Working data:
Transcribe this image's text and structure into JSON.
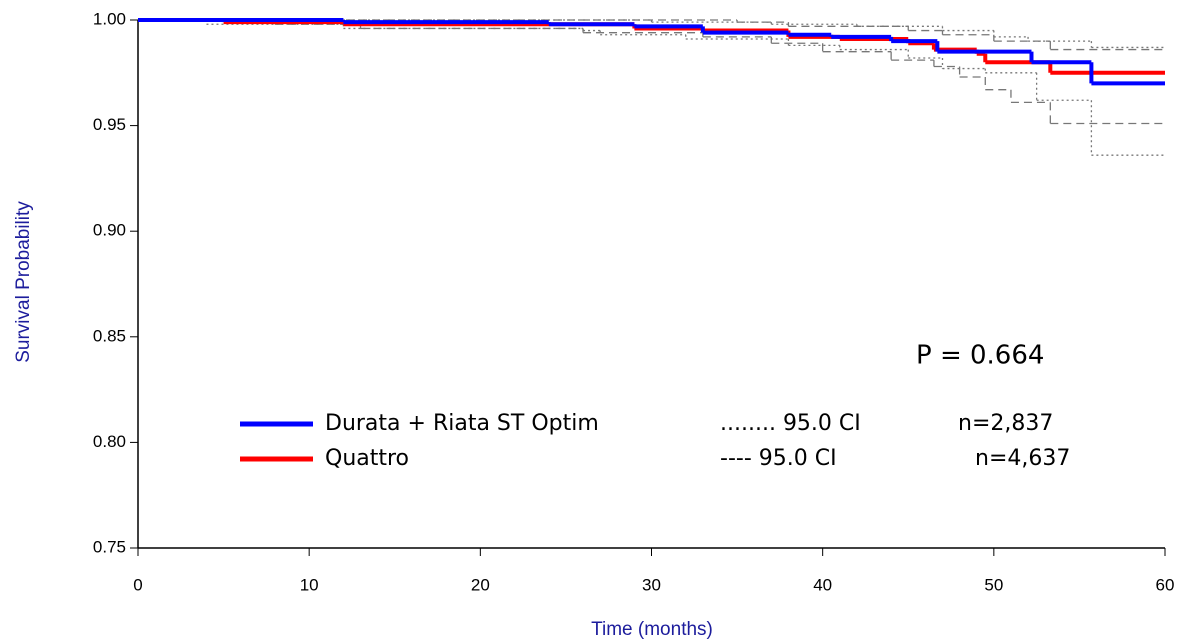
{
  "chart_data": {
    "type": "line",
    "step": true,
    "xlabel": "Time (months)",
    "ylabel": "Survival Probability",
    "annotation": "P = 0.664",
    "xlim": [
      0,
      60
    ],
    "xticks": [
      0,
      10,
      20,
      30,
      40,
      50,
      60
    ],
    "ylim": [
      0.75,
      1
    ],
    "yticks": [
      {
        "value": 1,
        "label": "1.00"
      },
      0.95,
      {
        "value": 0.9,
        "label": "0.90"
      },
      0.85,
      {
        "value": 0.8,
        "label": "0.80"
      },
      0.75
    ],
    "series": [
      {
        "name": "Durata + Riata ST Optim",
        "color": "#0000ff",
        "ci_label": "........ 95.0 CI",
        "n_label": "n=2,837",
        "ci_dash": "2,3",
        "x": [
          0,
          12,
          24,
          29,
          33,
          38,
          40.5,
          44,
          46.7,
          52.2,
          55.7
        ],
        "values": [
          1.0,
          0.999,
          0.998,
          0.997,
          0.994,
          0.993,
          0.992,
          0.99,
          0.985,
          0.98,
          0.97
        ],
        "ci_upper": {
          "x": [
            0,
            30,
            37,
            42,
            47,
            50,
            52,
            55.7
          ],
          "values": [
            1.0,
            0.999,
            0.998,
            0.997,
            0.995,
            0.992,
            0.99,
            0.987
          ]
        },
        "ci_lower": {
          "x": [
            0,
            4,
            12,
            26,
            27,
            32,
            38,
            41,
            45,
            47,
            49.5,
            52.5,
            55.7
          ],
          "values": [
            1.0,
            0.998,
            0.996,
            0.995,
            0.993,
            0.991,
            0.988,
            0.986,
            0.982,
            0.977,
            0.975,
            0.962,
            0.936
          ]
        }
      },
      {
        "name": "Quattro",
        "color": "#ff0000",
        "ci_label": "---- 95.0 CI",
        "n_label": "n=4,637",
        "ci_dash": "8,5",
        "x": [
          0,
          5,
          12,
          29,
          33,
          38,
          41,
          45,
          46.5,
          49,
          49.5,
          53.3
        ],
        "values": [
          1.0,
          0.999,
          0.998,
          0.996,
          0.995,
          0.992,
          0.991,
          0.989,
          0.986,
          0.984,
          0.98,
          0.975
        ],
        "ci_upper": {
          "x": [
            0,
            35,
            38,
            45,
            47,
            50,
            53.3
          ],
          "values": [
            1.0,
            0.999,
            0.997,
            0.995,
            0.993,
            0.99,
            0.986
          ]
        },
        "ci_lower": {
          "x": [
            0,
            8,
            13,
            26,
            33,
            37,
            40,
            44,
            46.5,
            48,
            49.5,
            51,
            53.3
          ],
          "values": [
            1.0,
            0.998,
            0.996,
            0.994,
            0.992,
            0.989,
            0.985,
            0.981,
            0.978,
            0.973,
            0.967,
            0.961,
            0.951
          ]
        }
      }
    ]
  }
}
--
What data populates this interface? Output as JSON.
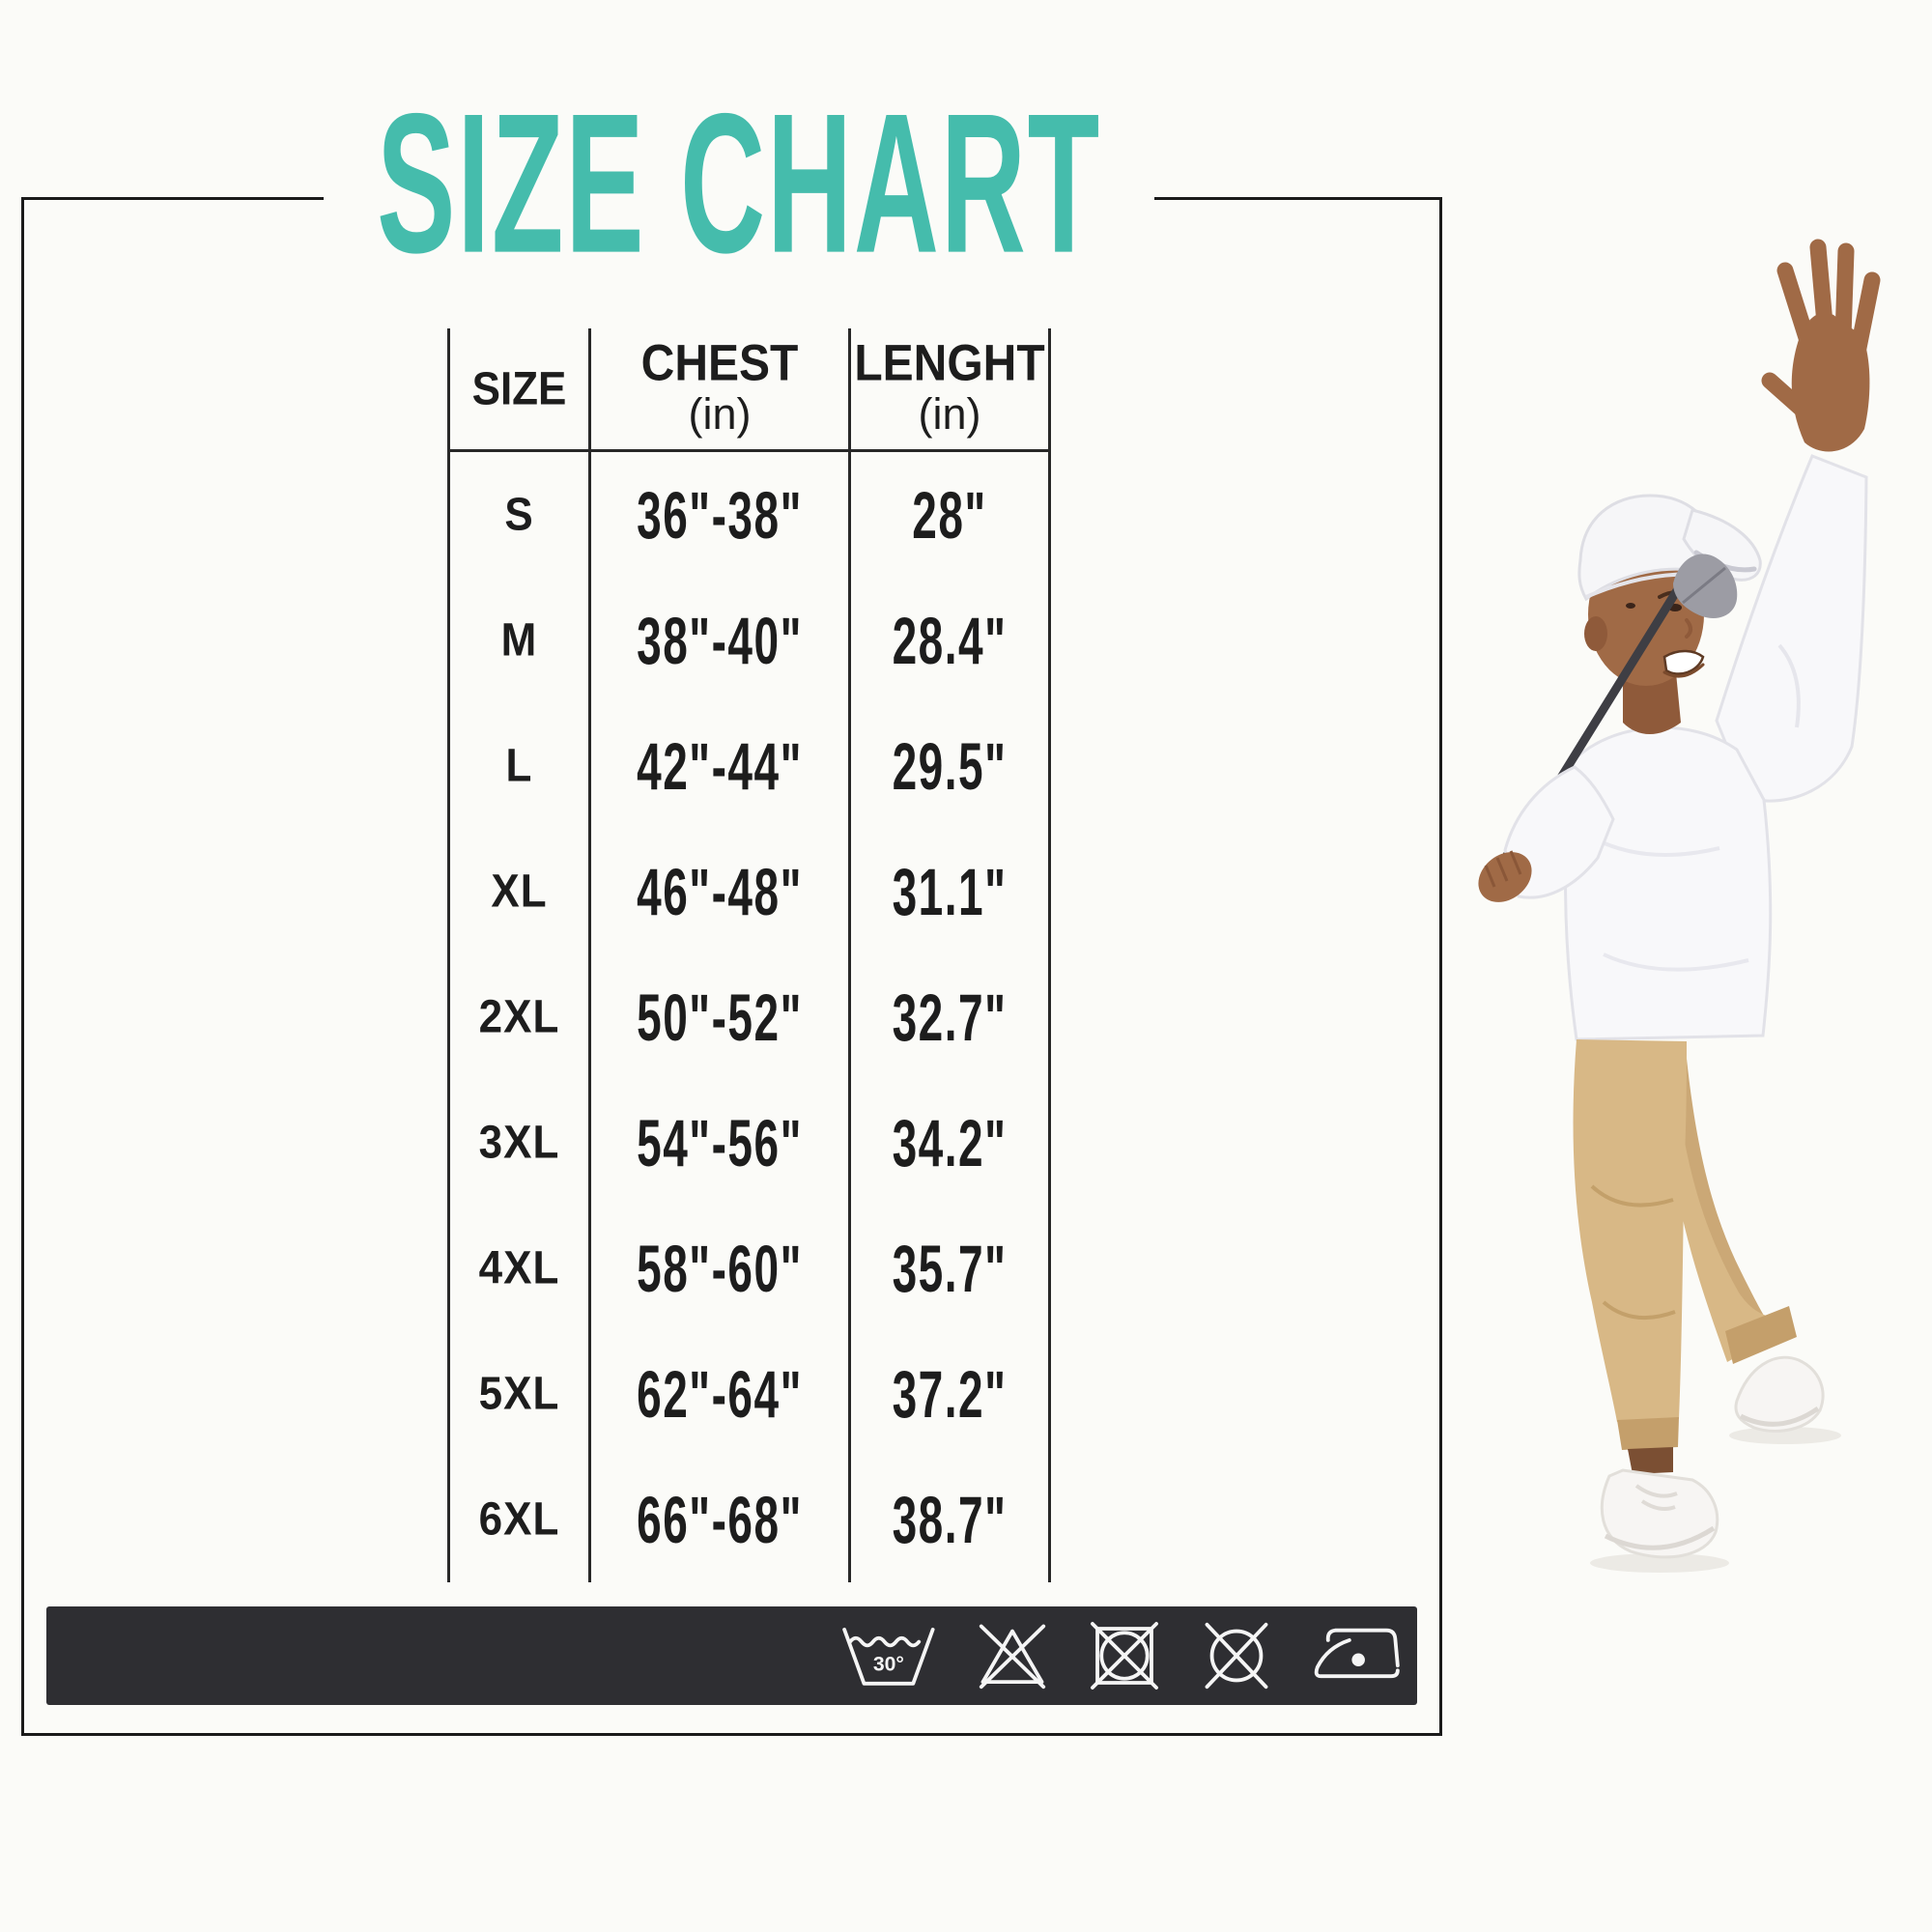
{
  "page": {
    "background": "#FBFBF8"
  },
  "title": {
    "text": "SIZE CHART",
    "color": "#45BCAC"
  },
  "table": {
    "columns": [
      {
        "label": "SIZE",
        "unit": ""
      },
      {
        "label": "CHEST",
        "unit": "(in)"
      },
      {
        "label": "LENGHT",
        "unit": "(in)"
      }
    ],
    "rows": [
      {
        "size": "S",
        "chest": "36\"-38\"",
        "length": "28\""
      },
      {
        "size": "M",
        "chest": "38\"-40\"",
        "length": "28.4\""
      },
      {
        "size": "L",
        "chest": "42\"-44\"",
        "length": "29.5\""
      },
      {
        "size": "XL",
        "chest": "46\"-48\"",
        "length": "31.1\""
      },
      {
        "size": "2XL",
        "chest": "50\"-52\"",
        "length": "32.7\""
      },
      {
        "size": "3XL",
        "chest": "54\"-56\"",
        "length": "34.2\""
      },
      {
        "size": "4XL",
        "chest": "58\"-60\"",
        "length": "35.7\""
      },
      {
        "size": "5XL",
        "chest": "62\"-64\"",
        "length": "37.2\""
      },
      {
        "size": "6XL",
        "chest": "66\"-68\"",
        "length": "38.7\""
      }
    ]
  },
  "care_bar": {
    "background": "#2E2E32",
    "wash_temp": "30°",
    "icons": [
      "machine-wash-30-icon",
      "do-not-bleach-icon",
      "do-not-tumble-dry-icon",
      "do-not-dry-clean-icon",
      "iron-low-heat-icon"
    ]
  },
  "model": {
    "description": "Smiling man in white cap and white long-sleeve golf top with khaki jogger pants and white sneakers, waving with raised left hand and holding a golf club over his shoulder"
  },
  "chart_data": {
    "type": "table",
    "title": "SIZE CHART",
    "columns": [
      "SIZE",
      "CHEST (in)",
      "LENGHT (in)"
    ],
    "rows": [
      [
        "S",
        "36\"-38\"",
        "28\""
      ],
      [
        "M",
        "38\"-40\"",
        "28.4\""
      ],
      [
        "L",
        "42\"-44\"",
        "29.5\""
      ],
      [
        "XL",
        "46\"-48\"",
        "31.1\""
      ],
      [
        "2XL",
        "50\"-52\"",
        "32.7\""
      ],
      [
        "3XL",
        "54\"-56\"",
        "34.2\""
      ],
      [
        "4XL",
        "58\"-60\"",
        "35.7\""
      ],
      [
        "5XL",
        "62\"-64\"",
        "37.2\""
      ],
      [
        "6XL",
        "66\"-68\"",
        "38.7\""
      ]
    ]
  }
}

Written problem:
Go through the records and pull out each line that includes the word "this".

The response:
Transcribe this image's text and structure into JSON.
What data populates this interface? Output as JSON.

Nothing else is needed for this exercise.